**The problem:**
Go through the listing and copy every line word for word.

**Input material:**
___

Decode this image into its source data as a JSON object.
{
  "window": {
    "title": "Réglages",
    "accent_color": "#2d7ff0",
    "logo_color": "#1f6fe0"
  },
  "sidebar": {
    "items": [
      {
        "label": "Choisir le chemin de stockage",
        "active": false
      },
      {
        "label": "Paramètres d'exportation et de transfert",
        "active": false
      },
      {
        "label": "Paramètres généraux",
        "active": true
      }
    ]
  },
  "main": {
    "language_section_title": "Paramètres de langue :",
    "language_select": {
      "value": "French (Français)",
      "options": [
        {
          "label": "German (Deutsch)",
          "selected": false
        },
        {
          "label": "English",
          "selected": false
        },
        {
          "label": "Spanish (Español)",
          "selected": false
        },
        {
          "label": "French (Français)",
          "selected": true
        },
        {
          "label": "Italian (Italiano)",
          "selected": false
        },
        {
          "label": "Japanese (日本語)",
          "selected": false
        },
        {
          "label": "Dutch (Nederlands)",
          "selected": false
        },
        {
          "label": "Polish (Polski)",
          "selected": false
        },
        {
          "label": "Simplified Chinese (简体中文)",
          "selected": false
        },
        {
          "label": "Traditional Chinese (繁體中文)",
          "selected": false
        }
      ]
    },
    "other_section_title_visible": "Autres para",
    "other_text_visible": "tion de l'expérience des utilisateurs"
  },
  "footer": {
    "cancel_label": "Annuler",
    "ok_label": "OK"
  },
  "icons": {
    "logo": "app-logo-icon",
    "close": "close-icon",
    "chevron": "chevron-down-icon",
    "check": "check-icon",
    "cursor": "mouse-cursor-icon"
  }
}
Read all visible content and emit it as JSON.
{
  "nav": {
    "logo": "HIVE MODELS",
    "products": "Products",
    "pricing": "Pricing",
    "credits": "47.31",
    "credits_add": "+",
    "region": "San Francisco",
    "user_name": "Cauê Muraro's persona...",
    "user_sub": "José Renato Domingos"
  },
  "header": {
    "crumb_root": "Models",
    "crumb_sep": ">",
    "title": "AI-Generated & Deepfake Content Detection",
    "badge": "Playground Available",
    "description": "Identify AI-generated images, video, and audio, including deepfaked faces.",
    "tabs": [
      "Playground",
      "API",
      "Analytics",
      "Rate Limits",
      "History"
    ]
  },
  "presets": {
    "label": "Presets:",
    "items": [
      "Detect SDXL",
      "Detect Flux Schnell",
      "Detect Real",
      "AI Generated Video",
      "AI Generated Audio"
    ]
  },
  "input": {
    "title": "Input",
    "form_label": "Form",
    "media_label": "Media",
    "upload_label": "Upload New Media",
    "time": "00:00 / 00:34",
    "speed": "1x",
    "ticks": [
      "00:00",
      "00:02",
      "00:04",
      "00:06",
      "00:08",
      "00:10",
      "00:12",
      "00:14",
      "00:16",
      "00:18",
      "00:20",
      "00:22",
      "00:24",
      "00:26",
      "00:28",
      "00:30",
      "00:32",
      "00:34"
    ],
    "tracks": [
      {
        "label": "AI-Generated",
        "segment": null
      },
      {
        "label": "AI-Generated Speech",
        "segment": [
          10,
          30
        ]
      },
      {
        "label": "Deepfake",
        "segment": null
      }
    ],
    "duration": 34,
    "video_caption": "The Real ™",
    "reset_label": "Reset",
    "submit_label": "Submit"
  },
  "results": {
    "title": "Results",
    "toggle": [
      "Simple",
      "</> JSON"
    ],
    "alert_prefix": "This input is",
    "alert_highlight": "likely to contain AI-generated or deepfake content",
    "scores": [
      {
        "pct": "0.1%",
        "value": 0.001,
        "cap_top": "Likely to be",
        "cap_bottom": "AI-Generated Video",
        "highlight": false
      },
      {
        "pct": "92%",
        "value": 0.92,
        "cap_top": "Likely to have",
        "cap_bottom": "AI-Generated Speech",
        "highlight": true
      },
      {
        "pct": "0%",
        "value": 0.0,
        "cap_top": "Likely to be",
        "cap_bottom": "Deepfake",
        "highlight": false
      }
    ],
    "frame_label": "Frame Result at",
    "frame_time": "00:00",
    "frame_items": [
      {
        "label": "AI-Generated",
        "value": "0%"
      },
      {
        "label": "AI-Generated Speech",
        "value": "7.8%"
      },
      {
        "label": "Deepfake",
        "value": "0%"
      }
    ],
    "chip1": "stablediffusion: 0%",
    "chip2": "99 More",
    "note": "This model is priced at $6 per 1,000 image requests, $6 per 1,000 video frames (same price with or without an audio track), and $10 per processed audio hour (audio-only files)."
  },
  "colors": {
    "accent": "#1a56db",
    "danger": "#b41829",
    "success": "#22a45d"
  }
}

___

**Result:**
Decode this image into its source data as a JSON object.
{
  "window": {
    "title": "Réglages",
    "accent_color": "#2d7ff0",
    "logo_color": "#1f6fe0"
  },
  "sidebar": {
    "items": [
      {
        "label": "Choisir le chemin de stockage",
        "active": false
      },
      {
        "label": "Paramètres d'exportation et de transfert",
        "active": false
      },
      {
        "label": "Paramètres généraux",
        "active": true
      }
    ]
  },
  "main": {
    "language_section_title": "Paramètres de langue :",
    "language_select": {
      "value": "French (Français)",
      "options": [
        {
          "label": "German (Deutsch)",
          "selected": false
        },
        {
          "label": "English",
          "selected": false
        },
        {
          "label": "Spanish (Español)",
          "selected": false
        },
        {
          "label": "French (Français)",
          "selected": true
        },
        {
          "label": "Italian (Italiano)",
          "selected": false
        },
        {
          "label": "Japanese (日本語)",
          "selected": false
        },
        {
          "label": "Dutch (Nederlands)",
          "selected": false
        },
        {
          "label": "Polish (Polski)",
          "selected": false
        },
        {
          "label": "Simplified Chinese (简体中文)",
          "selected": false
        },
        {
          "label": "Traditional Chinese (繁體中文)",
          "selected": false
        }
      ]
    },
    "other_section_title_visible": "Autres para",
    "other_text_visible": "tion de l'expérience des utilisateurs"
  },
  "footer": {
    "cancel_label": "Annuler",
    "ok_label": "OK"
  },
  "icons": {
    "logo": "app-logo-icon",
    "close": "close-icon",
    "chevron": "chevron-down-icon",
    "check": "check-icon",
    "cursor": "mouse-cursor-icon"
  }
}
Read all visible content and emit it as JSON.
{
  "nav": {
    "logo": "HIVE MODELS",
    "products": "Products",
    "pricing": "Pricing",
    "credits": "47.31",
    "credits_add": "+",
    "region": "San Francisco",
    "user_name": "Cauê Muraro's persona...",
    "user_sub": "José Renato Domingos"
  },
  "header": {
    "crumb_root": "Models",
    "crumb_sep": ">",
    "title": "AI-Generated & Deepfake Content Detection",
    "badge": "Playground Available",
    "description": "Identify AI-generated images, video, and audio, including deepfaked faces.",
    "tabs": [
      "Playground",
      "API",
      "Analytics",
      "Rate Limits",
      "History"
    ]
  },
  "presets": {
    "label": "Presets:",
    "items": [
      "Detect SDXL",
      "Detect Flux Schnell",
      "Detect Real",
      "AI Generated Video",
      "AI Generated Audio"
    ]
  },
  "input": {
    "title": "Input",
    "form_label": "Form",
    "media_label": "Media",
    "upload_label": "Upload New Media",
    "time": "00:00 / 00:34",
    "speed": "1x",
    "ticks": [
      "00:00",
      "00:02",
      "00:04",
      "00:06",
      "00:08",
      "00:10",
      "00:12",
      "00:14",
      "00:16",
      "00:18",
      "00:20",
      "00:22",
      "00:24",
      "00:26",
      "00:28",
      "00:30",
      "00:32",
      "00:34"
    ],
    "tracks": [
      {
        "label": "AI-Generated",
        "segment": null
      },
      {
        "label": "AI-Generated Speech",
        "segment": [
          10,
          30
        ]
      },
      {
        "label": "Deepfake",
        "segment": null
      }
    ],
    "duration": 34,
    "video_caption": "The Real ™",
    "reset_label": "Reset",
    "submit_label": "Submit"
  },
  "results": {
    "title": "Results",
    "toggle": [
      "Simple",
      "</> JSON"
    ],
    "alert_prefix": "This input is",
    "alert_highlight": "likely to contain AI-generated or deepfake content",
    "scores": [
      {
        "pct": "0.1%",
        "value": 0.001,
        "cap_top": "Likely to be",
        "cap_bottom": "AI-Generated Video",
        "highlight": false
      },
      {
        "pct": "92%",
        "value": 0.92,
        "cap_top": "Likely to have",
        "cap_bottom": "AI-Generated Speech",
        "highlight": true
      },
      {
        "pct": "0%",
        "value": 0.0,
        "cap_top": "Likely to be",
        "cap_bottom": "Deepfake",
        "highlight": false
      }
    ],
    "frame_label": "Frame Result at",
    "frame_time": "00:00",
    "frame_items": [
      {
        "label": "AI-Generated",
        "value": "0%"
      },
      {
        "label": "AI-Generated Speech",
        "value": "7.8%"
      },
      {
        "label": "Deepfake",
        "value": "0%"
      }
    ],
    "chip1": "stablediffusion: 0%",
    "chip2": "99 More",
    "note": "This model is priced at $6 per 1,000 image requests, $6 per 1,000 video frames (same price with or without an audio track), and $10 per processed audio hour (audio-only files)."
  },
  "colors": {
    "accent": "#1a56db",
    "danger": "#b41829",
    "success": "#22a45d"
  }
}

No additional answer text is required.